Problem details —
Pictures stay out of your copy, but everything else in the records below must be repeated exactly.

Items listed in a dataset
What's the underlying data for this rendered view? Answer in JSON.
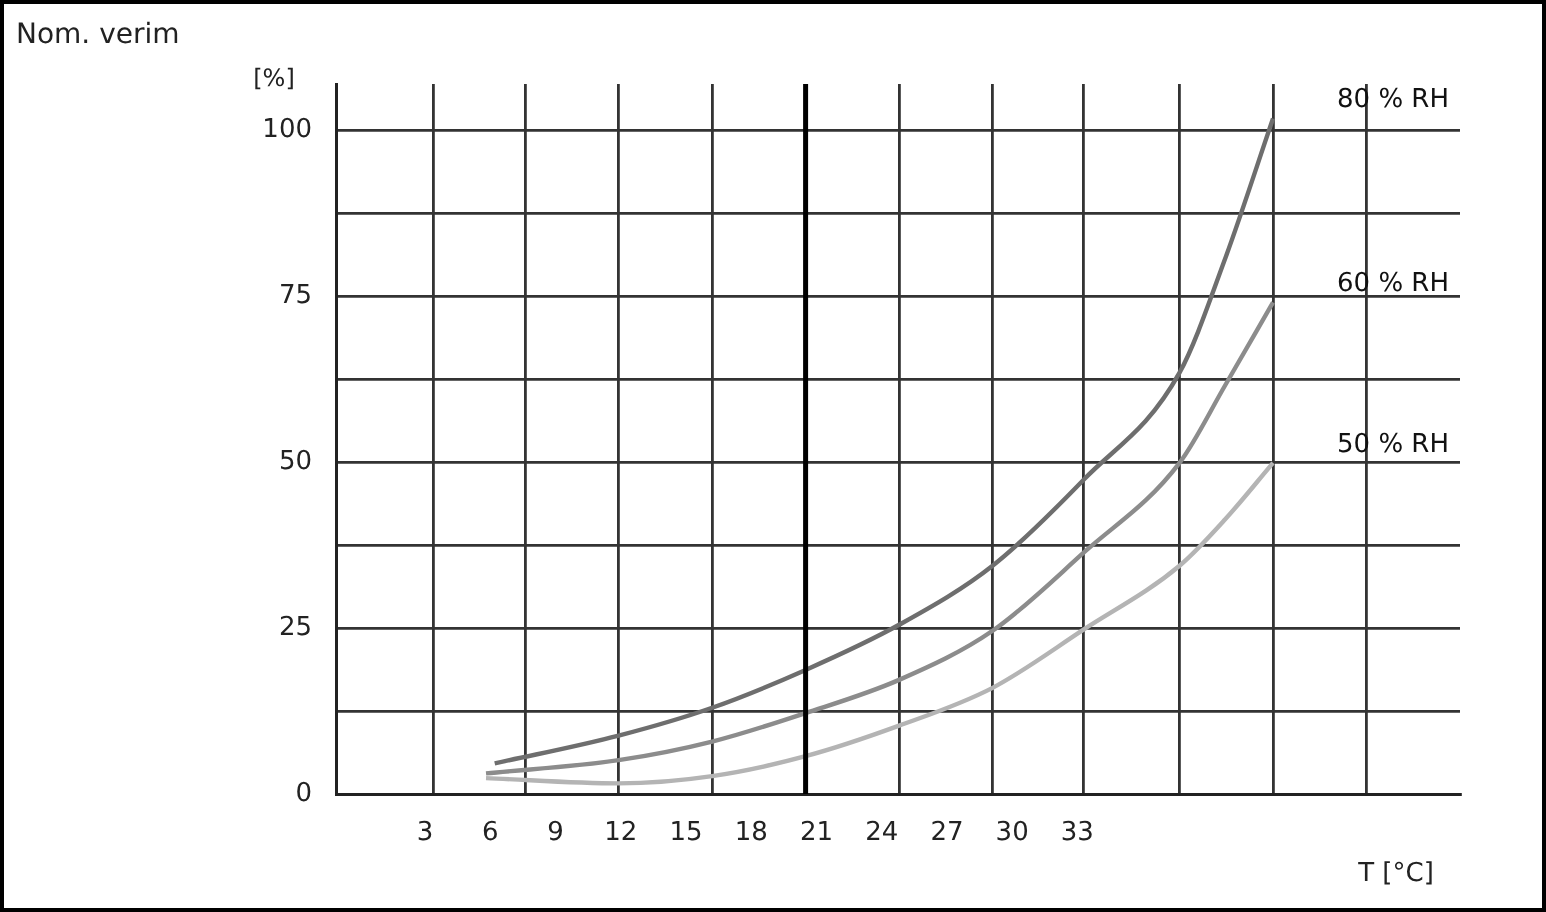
{
  "chart_data": {
    "type": "line",
    "title": "Nom. verim",
    "ylabel": "[%]",
    "xlabel": "T [°C]",
    "xlim": [
      -1.1,
      50.6
    ],
    "ylim": [
      0,
      107
    ],
    "xticks": [
      3,
      6,
      9,
      12,
      15,
      18,
      21,
      24,
      27,
      30,
      33,
      {
        "value": 3.4,
        "label": null
      },
      {
        "value": 7.6,
        "label": null
      },
      {
        "value": 11.9,
        "label": null
      },
      {
        "value": 16.2,
        "label": null
      },
      {
        "value": 20.5,
        "label": null
      },
      {
        "value": 24.8,
        "label": null
      },
      {
        "value": 29.1,
        "label": null
      },
      {
        "value": 33.3,
        "label": null
      },
      {
        "value": 37.7,
        "label": null
      },
      {
        "value": 42,
        "label": null
      },
      {
        "value": 46.3,
        "label": null
      }
    ],
    "yticks": [
      0,
      {
        "value": 12.5,
        "label": null
      },
      25,
      {
        "value": 37.5,
        "label": null
      },
      50,
      {
        "value": 62.5,
        "label": null
      },
      75,
      {
        "value": 87.5,
        "label": null
      },
      100
    ],
    "grid": true,
    "legend": false,
    "marker": "none",
    "line_style": "solid",
    "ref_lines": [
      {
        "axis": "x",
        "value": 20.5,
        "color": "#000000"
      }
    ],
    "series": [
      {
        "name": "80 % RH",
        "color": "#6e6e6e",
        "x": [
          6.2,
          11.9,
          16.2,
          20.5,
          24.8,
          29.1,
          33.3,
          37.7,
          39.8,
          42
        ],
        "values": [
          4.6,
          8.8,
          13,
          18.7,
          25.5,
          34.4,
          47.4,
          63.5,
          80.7,
          101.8
        ]
      },
      {
        "name": "60 % RH",
        "color": "#8c8c8c",
        "x": [
          5.8,
          11.9,
          16.2,
          20.5,
          24.8,
          29.1,
          33.3,
          37.7,
          39.8,
          42
        ],
        "values": [
          3.1,
          5.1,
          7.9,
          12.2,
          17.2,
          24.6,
          36.4,
          49.9,
          61.6,
          74.1
        ]
      },
      {
        "name": "50 % RH",
        "color": "#b4b4b4",
        "x": [
          5.8,
          11.9,
          16.2,
          20.5,
          24.8,
          29.1,
          33.3,
          37.7,
          39.8,
          42
        ],
        "values": [
          2.4,
          1.6,
          2.7,
          5.7,
          10.3,
          16,
          24.8,
          34.4,
          41.4,
          49.9
        ]
      }
    ]
  }
}
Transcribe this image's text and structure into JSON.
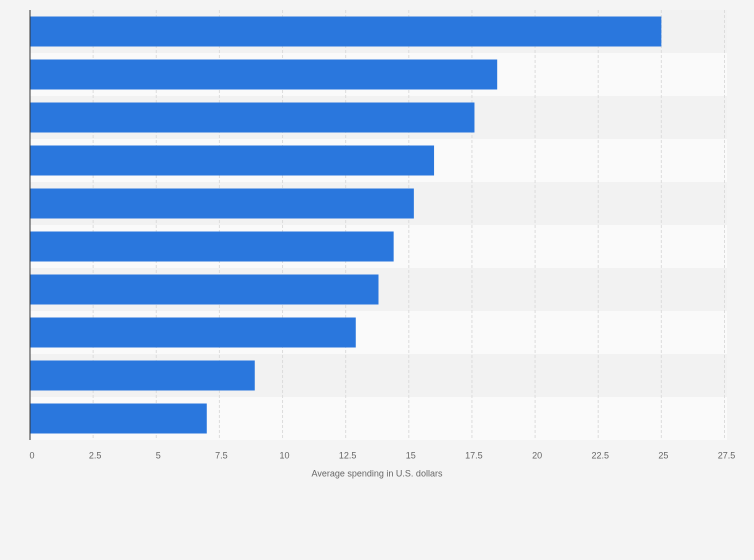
{
  "chart_data": {
    "type": "bar",
    "orientation": "horizontal",
    "categories": [
      null,
      null,
      null,
      null,
      null,
      null,
      null,
      null,
      null,
      null
    ],
    "values": [
      25,
      18.5,
      17.6,
      16,
      15.2,
      14.4,
      13.8,
      12.9,
      8.9,
      7
    ],
    "color": "#2a77dd",
    "xlabel": "Average spending in U.S. dollars",
    "xlim": [
      0,
      27.6
    ],
    "xticks": [
      0,
      2.5,
      5,
      7.5,
      10,
      12.5,
      15,
      17.5,
      20,
      22.5,
      25,
      27.5
    ],
    "grid": true
  }
}
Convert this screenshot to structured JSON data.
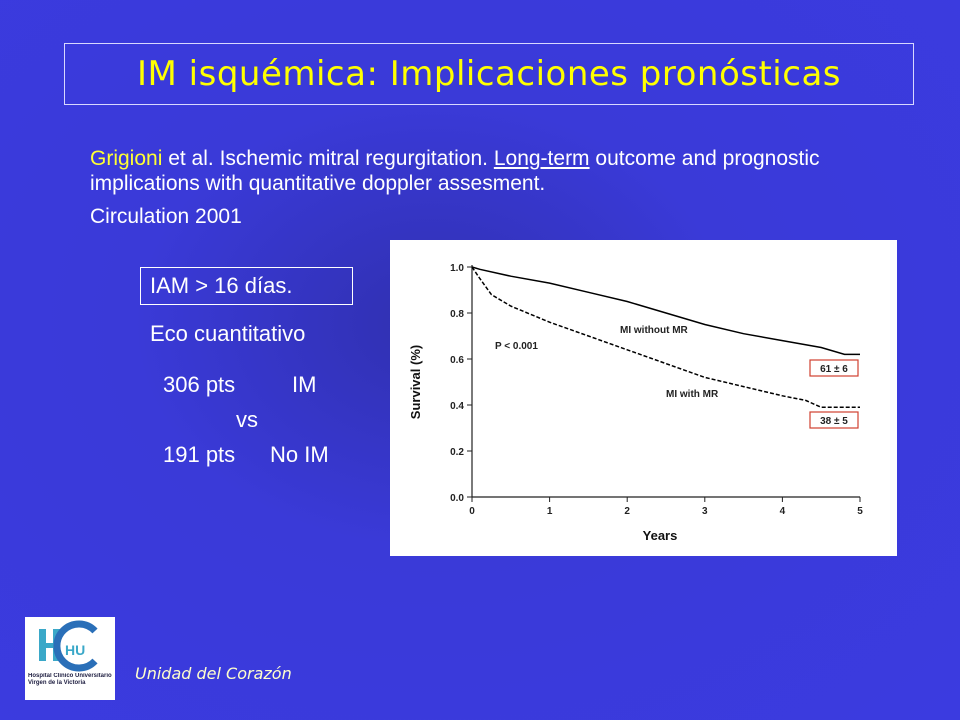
{
  "title": "IM isquémica: Implicaciones pronósticas",
  "citation": {
    "author": "Grigioni",
    "text": " et al. Ischemic mitral regurgitation. ",
    "underlined": "Long-term",
    "rest": " outcome and prognostic implications with quantitative doppler assesment.",
    "journal": "Circulation 2001"
  },
  "criteria": [
    "IAM > 16 días.",
    "Eco cuantitativo"
  ],
  "groups": {
    "first_count": "306 pts",
    "first_label": "IM",
    "versus": "vs",
    "second_count": "191 pts",
    "second_label": "No IM"
  },
  "logo": {
    "mark": "HU",
    "name": "Hospital Clínico Universitario Virgen de la Victoria"
  },
  "footer": "Unidad del Corazón",
  "chart_data": {
    "type": "line",
    "x_label": "Years",
    "y_label": "Survival (%)",
    "xlim": [
      0,
      5
    ],
    "ylim": [
      0,
      1.0
    ],
    "xticks": [
      0,
      1,
      2,
      3,
      4,
      5
    ],
    "yticks": [
      {
        "value": 0,
        "label": "0.0"
      },
      {
        "value": 0.2,
        "label": "0.2"
      },
      {
        "value": 0.4,
        "label": "0.4"
      },
      {
        "value": 0.6,
        "label": "0.6"
      },
      {
        "value": 0.8,
        "label": "0.8"
      },
      {
        "value": 1.0,
        "label": "1.0"
      }
    ],
    "series": [
      {
        "name": "MI without MR",
        "color": "#000000",
        "line_style": "solid",
        "x": [
          0,
          0.1,
          0.5,
          1.0,
          1.5,
          2.0,
          2.5,
          3.0,
          3.5,
          4.0,
          4.5,
          4.8,
          5.0
        ],
        "values": [
          1.0,
          0.99,
          0.96,
          0.93,
          0.89,
          0.85,
          0.8,
          0.75,
          0.71,
          0.68,
          0.65,
          0.62,
          0.62
        ]
      },
      {
        "name": "MI with MR",
        "color": "#000000",
        "line_style": "dashed",
        "x": [
          0,
          0.1,
          0.25,
          0.5,
          1.0,
          1.5,
          2.0,
          2.5,
          3.0,
          3.5,
          4.0,
          4.3,
          4.5,
          5.0
        ],
        "values": [
          1.0,
          0.95,
          0.88,
          0.83,
          0.76,
          0.7,
          0.64,
          0.58,
          0.52,
          0.48,
          0.44,
          0.42,
          0.39,
          0.39
        ]
      }
    ],
    "annotations": [
      "P < 0.001"
    ],
    "end_labels": [
      "61 ± 6",
      "38 ± 5"
    ]
  }
}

Task result —
What's the underlying data for this rendered view? Answer in JSON.
{
  "chart_data": {
    "type": "line",
    "title": "Nom. verim",
    "ylabel": "[%]",
    "xlabel": "T [°C]",
    "xlim": [
      -1.1,
      50.6
    ],
    "ylim": [
      0,
      107
    ],
    "xticks": [
      3,
      6,
      9,
      12,
      15,
      18,
      21,
      24,
      27,
      30,
      33,
      {
        "value": 3.4,
        "label": null
      },
      {
        "value": 7.6,
        "label": null
      },
      {
        "value": 11.9,
        "label": null
      },
      {
        "value": 16.2,
        "label": null
      },
      {
        "value": 20.5,
        "label": null
      },
      {
        "value": 24.8,
        "label": null
      },
      {
        "value": 29.1,
        "label": null
      },
      {
        "value": 33.3,
        "label": null
      },
      {
        "value": 37.7,
        "label": null
      },
      {
        "value": 42,
        "label": null
      },
      {
        "value": 46.3,
        "label": null
      }
    ],
    "yticks": [
      0,
      {
        "value": 12.5,
        "label": null
      },
      25,
      {
        "value": 37.5,
        "label": null
      },
      50,
      {
        "value": 62.5,
        "label": null
      },
      75,
      {
        "value": 87.5,
        "label": null
      },
      100
    ],
    "grid": true,
    "legend": false,
    "marker": "none",
    "line_style": "solid",
    "ref_lines": [
      {
        "axis": "x",
        "value": 20.5,
        "color": "#000000"
      }
    ],
    "series": [
      {
        "name": "80 % RH",
        "color": "#6e6e6e",
        "x": [
          6.2,
          11.9,
          16.2,
          20.5,
          24.8,
          29.1,
          33.3,
          37.7,
          39.8,
          42
        ],
        "values": [
          4.6,
          8.8,
          13,
          18.7,
          25.5,
          34.4,
          47.4,
          63.5,
          80.7,
          101.8
        ]
      },
      {
        "name": "60 % RH",
        "color": "#8c8c8c",
        "x": [
          5.8,
          11.9,
          16.2,
          20.5,
          24.8,
          29.1,
          33.3,
          37.7,
          39.8,
          42
        ],
        "values": [
          3.1,
          5.1,
          7.9,
          12.2,
          17.2,
          24.6,
          36.4,
          49.9,
          61.6,
          74.1
        ]
      },
      {
        "name": "50 % RH",
        "color": "#b4b4b4",
        "x": [
          5.8,
          11.9,
          16.2,
          20.5,
          24.8,
          29.1,
          33.3,
          37.7,
          39.8,
          42
        ],
        "values": [
          2.4,
          1.6,
          2.7,
          5.7,
          10.3,
          16,
          24.8,
          34.4,
          41.4,
          49.9
        ]
      }
    ]
  }
}
Transcribe this image's text and structure into JSON.
{
  "chart_data": {
    "type": "bar",
    "orientation": "horizontal",
    "categories": [
      null,
      null,
      null,
      null,
      null,
      null,
      null,
      null,
      null,
      null
    ],
    "values": [
      25,
      18.5,
      17.6,
      16,
      15.2,
      14.4,
      13.8,
      12.9,
      8.9,
      7
    ],
    "color": "#2a77dd",
    "xlabel": "Average spending in U.S. dollars",
    "xlim": [
      0,
      27.6
    ],
    "xticks": [
      0,
      2.5,
      5,
      7.5,
      10,
      12.5,
      15,
      17.5,
      20,
      22.5,
      25,
      27.5
    ],
    "grid": true
  }
}
Convert this screenshot to structured JSON data.
{
  "title": "IM isquémica: Implicaciones pronósticas",
  "citation": {
    "author": "Grigioni",
    "text": " et al. Ischemic mitral regurgitation. ",
    "underlined": "Long-term",
    "rest": " outcome and prognostic implications with quantitative doppler assesment.",
    "journal": "Circulation 2001"
  },
  "criteria": [
    "IAM > 16 días.",
    "Eco cuantitativo"
  ],
  "groups": {
    "first_count": "306 pts",
    "first_label": "IM",
    "versus": "vs",
    "second_count": "191 pts",
    "second_label": "No IM"
  },
  "logo": {
    "mark": "HU",
    "name": "Hospital Clínico Universitario Virgen de la Victoria"
  },
  "footer": "Unidad del Corazón",
  "chart_data": {
    "type": "line",
    "x_label": "Years",
    "y_label": "Survival (%)",
    "xlim": [
      0,
      5
    ],
    "ylim": [
      0,
      1.0
    ],
    "xticks": [
      0,
      1,
      2,
      3,
      4,
      5
    ],
    "yticks": [
      {
        "value": 0,
        "label": "0.0"
      },
      {
        "value": 0.2,
        "label": "0.2"
      },
      {
        "value": 0.4,
        "label": "0.4"
      },
      {
        "value": 0.6,
        "label": "0.6"
      },
      {
        "value": 0.8,
        "label": "0.8"
      },
      {
        "value": 1.0,
        "label": "1.0"
      }
    ],
    "series": [
      {
        "name": "MI without MR",
        "color": "#000000",
        "line_style": "solid",
        "x": [
          0,
          0.1,
          0.5,
          1.0,
          1.5,
          2.0,
          2.5,
          3.0,
          3.5,
          4.0,
          4.5,
          4.8,
          5.0
        ],
        "values": [
          1.0,
          0.99,
          0.96,
          0.93,
          0.89,
          0.85,
          0.8,
          0.75,
          0.71,
          0.68,
          0.65,
          0.62,
          0.62
        ]
      },
      {
        "name": "MI with MR",
        "color": "#000000",
        "line_style": "dashed",
        "x": [
          0,
          0.1,
          0.25,
          0.5,
          1.0,
          1.5,
          2.0,
          2.5,
          3.0,
          3.5,
          4.0,
          4.3,
          4.5,
          5.0
        ],
        "values": [
          1.0,
          0.95,
          0.88,
          0.83,
          0.76,
          0.7,
          0.64,
          0.58,
          0.52,
          0.48,
          0.44,
          0.42,
          0.39,
          0.39
        ]
      }
    ],
    "annotations": [
      "P < 0.001"
    ],
    "end_labels": [
      "61 ± 6",
      "38 ± 5"
    ]
  }
}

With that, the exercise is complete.